* _THE PROBLEM_: Pull out every line of the listing below where "合成纤维" appears.

* _SOURCE DATA_:
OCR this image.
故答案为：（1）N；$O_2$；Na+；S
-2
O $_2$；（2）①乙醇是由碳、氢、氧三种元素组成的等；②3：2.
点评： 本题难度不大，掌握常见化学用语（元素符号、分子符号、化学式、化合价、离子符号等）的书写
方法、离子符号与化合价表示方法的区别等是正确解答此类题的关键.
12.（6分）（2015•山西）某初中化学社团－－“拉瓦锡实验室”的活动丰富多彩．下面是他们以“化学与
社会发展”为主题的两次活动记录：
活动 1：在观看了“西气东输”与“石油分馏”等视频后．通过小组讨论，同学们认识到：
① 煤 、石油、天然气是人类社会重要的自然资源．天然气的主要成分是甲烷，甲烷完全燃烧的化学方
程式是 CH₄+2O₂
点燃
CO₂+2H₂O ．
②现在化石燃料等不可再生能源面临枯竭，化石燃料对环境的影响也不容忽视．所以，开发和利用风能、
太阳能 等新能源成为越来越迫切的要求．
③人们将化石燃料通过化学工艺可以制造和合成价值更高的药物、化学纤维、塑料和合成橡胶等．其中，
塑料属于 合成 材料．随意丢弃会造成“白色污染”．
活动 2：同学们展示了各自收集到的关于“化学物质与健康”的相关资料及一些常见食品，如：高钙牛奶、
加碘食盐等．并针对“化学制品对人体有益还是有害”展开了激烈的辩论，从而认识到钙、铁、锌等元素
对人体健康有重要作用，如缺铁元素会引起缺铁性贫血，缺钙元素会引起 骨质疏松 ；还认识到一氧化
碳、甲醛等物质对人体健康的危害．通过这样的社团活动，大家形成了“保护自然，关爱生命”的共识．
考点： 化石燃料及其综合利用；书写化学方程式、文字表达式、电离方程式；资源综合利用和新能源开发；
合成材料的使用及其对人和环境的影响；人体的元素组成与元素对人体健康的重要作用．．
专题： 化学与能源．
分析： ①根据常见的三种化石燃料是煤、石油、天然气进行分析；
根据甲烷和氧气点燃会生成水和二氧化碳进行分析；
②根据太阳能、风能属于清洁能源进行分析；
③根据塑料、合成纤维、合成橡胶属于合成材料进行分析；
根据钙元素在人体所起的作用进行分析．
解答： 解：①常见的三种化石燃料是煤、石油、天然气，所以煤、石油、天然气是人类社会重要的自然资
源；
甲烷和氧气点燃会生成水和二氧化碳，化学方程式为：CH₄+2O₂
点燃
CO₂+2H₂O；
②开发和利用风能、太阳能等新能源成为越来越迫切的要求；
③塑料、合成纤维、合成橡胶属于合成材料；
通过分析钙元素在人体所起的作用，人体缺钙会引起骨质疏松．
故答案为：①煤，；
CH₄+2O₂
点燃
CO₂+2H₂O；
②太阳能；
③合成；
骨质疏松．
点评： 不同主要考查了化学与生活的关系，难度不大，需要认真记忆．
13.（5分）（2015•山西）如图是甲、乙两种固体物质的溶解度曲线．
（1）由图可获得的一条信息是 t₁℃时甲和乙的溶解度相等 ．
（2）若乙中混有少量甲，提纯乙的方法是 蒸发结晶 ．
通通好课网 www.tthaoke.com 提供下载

* _FULL ANSWER_:
③根据塑料、合成纤维、合成橡胶属于合成材料进行分析；
③塑料、合成纤维、合成橡胶属于合成材料；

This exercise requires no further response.